● Aim
Copy out all the entries word for word.

● Data provided
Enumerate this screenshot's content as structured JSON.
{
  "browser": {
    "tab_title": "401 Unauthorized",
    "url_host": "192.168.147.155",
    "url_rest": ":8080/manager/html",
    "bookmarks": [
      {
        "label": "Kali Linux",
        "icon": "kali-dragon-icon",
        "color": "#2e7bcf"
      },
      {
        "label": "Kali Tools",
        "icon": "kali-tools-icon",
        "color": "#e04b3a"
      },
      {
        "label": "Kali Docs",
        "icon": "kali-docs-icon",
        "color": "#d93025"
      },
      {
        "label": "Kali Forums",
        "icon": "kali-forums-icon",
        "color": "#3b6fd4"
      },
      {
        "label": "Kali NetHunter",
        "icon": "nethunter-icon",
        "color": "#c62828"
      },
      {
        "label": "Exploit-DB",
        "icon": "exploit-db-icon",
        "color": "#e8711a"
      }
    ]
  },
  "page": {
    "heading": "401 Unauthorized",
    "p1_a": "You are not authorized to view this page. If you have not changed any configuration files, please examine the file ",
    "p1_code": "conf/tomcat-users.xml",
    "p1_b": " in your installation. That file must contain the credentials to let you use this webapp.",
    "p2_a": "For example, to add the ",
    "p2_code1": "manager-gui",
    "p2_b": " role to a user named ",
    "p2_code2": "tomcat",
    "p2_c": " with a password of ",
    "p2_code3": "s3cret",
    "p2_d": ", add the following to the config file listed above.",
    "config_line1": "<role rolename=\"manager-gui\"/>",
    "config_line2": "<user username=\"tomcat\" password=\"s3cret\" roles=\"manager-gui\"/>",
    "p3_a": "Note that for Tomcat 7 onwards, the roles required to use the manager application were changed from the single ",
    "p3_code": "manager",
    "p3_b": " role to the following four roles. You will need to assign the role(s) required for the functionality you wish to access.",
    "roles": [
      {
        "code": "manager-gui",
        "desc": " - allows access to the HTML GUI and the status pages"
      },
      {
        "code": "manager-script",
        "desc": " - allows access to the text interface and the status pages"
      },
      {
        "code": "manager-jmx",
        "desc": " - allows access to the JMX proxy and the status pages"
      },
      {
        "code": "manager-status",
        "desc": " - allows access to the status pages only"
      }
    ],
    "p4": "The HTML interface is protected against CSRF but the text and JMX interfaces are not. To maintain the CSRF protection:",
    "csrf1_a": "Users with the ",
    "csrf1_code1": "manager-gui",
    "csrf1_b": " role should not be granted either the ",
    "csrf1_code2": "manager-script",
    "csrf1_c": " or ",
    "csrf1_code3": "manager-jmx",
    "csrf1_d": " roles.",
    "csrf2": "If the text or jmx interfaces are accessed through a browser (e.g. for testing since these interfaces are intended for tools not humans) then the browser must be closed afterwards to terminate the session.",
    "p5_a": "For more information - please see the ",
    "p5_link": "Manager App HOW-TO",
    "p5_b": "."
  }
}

● Solution for this problem
Enumerate this screenshot's content as structured JSON.
{
  "browser": {
    "tab_title": "401 Unauthorized",
    "url_host": "192.168.147.155",
    "url_rest": ":8080/manager/html",
    "bookmarks": [
      {
        "label": "Kali Linux",
        "icon": "kali-dragon-icon",
        "color": "#2e7bcf"
      },
      {
        "label": "Kali Tools",
        "icon": "kali-tools-icon",
        "color": "#e04b3a"
      },
      {
        "label": "Kali Docs",
        "icon": "kali-docs-icon",
        "color": "#d93025"
      },
      {
        "label": "Kali Forums",
        "icon": "kali-forums-icon",
        "color": "#3b6fd4"
      },
      {
        "label": "Kali NetHunter",
        "icon": "nethunter-icon",
        "color": "#c62828"
      },
      {
        "label": "Exploit-DB",
        "icon": "exploit-db-icon",
        "color": "#e8711a"
      }
    ]
  },
  "page": {
    "heading": "401 Unauthorized",
    "p1_a": "You are not authorized to view this page. If you have not changed any configuration files, please examine the file ",
    "p1_code": "conf/tomcat-users.xml",
    "p1_b": " in your installation. That file must contain the credentials to let you use this webapp.",
    "p2_a": "For example, to add the ",
    "p2_code1": "manager-gui",
    "p2_b": " role to a user named ",
    "p2_code2": "tomcat",
    "p2_c": " with a password of ",
    "p2_code3": "s3cret",
    "p2_d": ", add the following to the config file listed above.",
    "config_line1": "<role rolename=\"manager-gui\"/>",
    "config_line2": "<user username=\"tomcat\" password=\"s3cret\" roles=\"manager-gui\"/>",
    "p3_a": "Note that for Tomcat 7 onwards, the roles required to use the manager application were changed from the single ",
    "p3_code": "manager",
    "p3_b": " role to the following four roles. You will need to assign the role(s) required for the functionality you wish to access.",
    "roles": [
      {
        "code": "manager-gui",
        "desc": " - allows access to the HTML GUI and the status pages"
      },
      {
        "code": "manager-script",
        "desc": " - allows access to the text interface and the status pages"
      },
      {
        "code": "manager-jmx",
        "desc": " - allows access to the JMX proxy and the status pages"
      },
      {
        "code": "manager-status",
        "desc": " - allows access to the status pages only"
      }
    ],
    "p4": "The HTML interface is protected against CSRF but the text and JMX interfaces are not. To maintain the CSRF protection:",
    "csrf1_a": "Users with the ",
    "csrf1_code1": "manager-gui",
    "csrf1_b": " role should not be granted either the ",
    "csrf1_code2": "manager-script",
    "csrf1_c": " or ",
    "csrf1_code3": "manager-jmx",
    "csrf1_d": " roles.",
    "csrf2": "If the text or jmx interfaces are accessed through a browser (e.g. for testing since these interfaces are intended for tools not humans) then the browser must be closed afterwards to terminate the session.",
    "p5_a": "For more information - please see the ",
    "p5_link": "Manager App HOW-TO",
    "p5_b": "."
  }
}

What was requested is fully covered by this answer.